■ GIVEN REQUEST
From the notes on mean and RMS values, extract the passage starting at "9.1 Mean and" up to and including "Figure 9.1: \(f(x)\)", copying it word for word.

::: TEXT TO READ :::

9 Week 9

In this section, we consider the mean and root mean square values of a function, which is important in studying sinusoidal type functions.

9.1 Mean and RMS Values

The mean value for a function \(y = f(x)\) for the range \(a\) to \(b\) is the mean value of all the ordinates in that range. Consider a function \(y = f(x)\) for the values \(x = a\) to \(x = b\), divided into a number of strips of equal width \(\delta x\). Let the mid-ordinate for each strip be \(y_1, y_2, y_3,\ldots,y_n\), see Figure 9.1.

Figure 9.1: \(f(x)\)

The mean or average value of the mid-ordinates is \[ \overline y=\frac{y_1+\ldots+y_n}{n} \]

Multiplying the numerator and denominator by \(\delta x\) gives \[ \overline y=\frac{y_1\delta x+\ldots+y_n\delta x}{n\delta x} \] and since \(n\delta x = b - a\) we have \[ \overline y = \frac{\sum y\delta x}{b-a}. \] When the number of strips increases indefinitely such that \(\delta x \to 0\) \[ \overline y = \frac{1}{b-a}\int_a^b y\ \mathrm{d}x. \] That is, the mean value of a function between two limits is the area under the curve between those limits divided by the range of \(x\) between those limits.

Example 9.1 If the velocity \(v\) in \(m/s\) of a body is given by \(v=4t+3\) where \(t\) is in seconds, determine the mean velocity of the body from \(t=2\ \)s to \(t=6\ \)s.

Solution. \[\begin{align*} \text{Mean velocity}& = \frac{1}{6-2}\int_2^6(4t+3)\ \mathrm{d}t = \frac 14\left[2t^2+3t\right]_2^6\\ &= \frac 14\left[(2\times36+3\times6) -(2\times4+3\times2)\right] = \frac{76}{4}=19\ m/s. \end{align*}\]

9.1.1 RMS Value

The RMS (or root mean square) value is obtained by taking \(f(x)\), squaring it, finding the mean value and then taking the square root.

Its importance in engineering is demonstrated when a sinusoidal function is investigated, for example when the average value of the current or voltage in a circuit is to be found. For all sine or cosine functions, the mean value over a complete cycle is zero because the curve is equally distributed above and below the \(x-\)axis. However, if the ordinates are squared first, there are then no negative ordinates and an average may be found. Ammeters and voltmeters for a.c. circuits are usually calibrated to find the RMS value.

::: DATA EXCERPTS :::

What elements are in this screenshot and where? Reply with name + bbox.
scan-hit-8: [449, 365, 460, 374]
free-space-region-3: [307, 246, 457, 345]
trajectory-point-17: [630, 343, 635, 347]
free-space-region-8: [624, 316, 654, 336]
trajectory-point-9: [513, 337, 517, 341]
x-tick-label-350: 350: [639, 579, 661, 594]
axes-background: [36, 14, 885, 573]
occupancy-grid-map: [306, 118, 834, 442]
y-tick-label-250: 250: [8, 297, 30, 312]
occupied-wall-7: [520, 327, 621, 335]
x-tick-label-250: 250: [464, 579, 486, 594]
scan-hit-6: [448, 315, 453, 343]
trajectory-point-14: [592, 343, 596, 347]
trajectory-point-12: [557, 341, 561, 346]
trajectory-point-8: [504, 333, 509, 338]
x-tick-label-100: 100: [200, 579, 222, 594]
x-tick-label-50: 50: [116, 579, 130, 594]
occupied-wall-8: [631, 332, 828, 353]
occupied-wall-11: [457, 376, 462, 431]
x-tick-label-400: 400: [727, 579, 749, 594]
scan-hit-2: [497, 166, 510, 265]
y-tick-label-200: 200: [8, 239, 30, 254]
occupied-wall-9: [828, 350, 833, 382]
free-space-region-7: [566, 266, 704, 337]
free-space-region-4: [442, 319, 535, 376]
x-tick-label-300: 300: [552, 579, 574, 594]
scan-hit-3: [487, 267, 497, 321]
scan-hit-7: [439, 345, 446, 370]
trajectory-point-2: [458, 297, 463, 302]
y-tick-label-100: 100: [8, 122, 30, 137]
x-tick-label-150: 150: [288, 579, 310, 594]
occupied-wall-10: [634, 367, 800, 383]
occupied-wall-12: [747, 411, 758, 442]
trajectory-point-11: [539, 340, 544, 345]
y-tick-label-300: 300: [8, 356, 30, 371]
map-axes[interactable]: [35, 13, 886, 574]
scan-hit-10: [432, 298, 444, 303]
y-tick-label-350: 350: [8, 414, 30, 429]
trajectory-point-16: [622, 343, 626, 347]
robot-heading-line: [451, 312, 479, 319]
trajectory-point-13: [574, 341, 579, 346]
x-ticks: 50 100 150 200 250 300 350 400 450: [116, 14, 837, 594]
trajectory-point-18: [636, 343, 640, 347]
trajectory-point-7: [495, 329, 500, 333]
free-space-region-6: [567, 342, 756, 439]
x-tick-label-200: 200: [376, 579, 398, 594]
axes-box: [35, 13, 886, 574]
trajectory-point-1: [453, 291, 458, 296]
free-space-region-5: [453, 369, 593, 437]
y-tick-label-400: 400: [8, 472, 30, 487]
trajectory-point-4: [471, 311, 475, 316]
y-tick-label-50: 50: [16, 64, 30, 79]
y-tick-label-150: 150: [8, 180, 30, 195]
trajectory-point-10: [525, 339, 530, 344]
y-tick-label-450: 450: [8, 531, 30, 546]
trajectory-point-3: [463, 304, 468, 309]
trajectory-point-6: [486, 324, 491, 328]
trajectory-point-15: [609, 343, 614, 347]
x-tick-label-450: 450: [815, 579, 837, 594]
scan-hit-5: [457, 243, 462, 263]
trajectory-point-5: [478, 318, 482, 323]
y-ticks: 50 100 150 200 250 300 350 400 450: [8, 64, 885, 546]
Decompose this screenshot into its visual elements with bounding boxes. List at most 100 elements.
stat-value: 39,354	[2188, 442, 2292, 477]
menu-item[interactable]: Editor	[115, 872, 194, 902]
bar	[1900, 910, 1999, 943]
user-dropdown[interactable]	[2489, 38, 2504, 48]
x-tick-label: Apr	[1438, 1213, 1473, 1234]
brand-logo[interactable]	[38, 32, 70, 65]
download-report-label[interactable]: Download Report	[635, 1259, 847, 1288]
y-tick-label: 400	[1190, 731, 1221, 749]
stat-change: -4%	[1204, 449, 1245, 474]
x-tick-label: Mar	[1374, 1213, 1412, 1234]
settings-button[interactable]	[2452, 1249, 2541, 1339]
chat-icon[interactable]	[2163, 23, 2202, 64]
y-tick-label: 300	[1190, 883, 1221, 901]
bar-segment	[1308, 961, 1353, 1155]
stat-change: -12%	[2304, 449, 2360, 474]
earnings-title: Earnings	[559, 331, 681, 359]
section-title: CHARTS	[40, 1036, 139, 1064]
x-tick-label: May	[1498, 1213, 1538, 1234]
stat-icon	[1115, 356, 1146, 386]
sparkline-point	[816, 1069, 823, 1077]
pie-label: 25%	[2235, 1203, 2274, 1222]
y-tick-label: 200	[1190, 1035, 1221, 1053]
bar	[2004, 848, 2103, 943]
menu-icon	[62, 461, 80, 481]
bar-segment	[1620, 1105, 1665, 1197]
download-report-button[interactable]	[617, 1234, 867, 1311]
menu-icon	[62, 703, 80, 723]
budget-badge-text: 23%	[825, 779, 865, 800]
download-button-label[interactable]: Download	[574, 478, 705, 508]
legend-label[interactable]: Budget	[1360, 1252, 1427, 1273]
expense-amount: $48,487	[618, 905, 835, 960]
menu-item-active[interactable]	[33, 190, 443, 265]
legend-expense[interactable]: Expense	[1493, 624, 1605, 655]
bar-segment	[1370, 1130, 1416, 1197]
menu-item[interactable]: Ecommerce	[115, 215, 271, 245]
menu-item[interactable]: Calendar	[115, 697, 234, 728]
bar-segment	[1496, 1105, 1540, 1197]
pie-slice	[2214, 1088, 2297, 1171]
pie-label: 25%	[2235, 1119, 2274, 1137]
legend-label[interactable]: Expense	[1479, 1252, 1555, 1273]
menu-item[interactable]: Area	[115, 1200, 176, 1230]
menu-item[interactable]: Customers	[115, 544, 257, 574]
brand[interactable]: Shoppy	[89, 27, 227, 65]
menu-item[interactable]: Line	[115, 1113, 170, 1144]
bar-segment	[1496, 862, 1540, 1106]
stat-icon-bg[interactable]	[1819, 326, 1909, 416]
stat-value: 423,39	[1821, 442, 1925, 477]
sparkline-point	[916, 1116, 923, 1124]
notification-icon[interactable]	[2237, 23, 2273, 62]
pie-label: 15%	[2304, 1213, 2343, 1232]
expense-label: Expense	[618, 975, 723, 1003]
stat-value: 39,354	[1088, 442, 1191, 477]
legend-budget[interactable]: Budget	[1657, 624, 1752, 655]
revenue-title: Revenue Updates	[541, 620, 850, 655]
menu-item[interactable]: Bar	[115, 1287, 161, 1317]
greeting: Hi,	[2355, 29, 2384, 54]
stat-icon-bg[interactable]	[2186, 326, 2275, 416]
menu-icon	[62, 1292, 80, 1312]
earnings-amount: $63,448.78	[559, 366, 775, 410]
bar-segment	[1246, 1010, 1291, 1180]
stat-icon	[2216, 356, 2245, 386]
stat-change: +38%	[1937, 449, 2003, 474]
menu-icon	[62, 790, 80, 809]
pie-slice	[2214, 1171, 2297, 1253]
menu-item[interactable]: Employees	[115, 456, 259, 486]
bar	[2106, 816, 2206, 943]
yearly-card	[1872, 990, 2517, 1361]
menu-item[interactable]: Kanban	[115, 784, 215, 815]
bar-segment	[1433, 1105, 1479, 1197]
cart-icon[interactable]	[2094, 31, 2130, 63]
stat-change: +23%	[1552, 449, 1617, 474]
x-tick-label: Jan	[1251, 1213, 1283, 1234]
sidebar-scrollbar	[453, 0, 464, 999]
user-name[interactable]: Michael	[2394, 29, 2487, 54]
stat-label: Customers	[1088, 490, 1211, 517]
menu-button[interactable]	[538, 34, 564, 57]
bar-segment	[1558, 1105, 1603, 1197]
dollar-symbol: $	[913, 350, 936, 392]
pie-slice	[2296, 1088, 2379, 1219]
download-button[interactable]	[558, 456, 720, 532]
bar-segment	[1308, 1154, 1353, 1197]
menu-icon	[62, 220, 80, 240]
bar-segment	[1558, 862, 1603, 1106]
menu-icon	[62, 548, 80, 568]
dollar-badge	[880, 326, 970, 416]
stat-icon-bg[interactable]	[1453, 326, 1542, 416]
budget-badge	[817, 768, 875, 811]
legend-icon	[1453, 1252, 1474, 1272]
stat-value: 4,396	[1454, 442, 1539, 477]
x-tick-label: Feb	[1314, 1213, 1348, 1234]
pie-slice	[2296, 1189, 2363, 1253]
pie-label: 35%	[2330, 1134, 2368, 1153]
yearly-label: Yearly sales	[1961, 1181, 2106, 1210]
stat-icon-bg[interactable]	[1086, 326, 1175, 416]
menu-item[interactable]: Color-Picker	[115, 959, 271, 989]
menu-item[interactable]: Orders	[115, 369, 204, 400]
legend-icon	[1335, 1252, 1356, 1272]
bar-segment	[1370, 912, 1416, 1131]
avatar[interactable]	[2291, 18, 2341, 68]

:::

■ WRITTEN ANSWER
9.1 Mean and RMS Values

The mean value for a function \(y = f(x)\) for the range \(a\) to \(b\) is the mean value of all the ordinates in that range. Consider a function \(y = f(x)\) for the values \(x = a\) to \(x = b\), divided into a number of strips of equal width \(\delta x\). Let the mid-ordinate for each strip be \(y_1, y_2, y_3,\ldots,y_n\), see Figure 9.1.

Figure 9.1: \(f(x)\)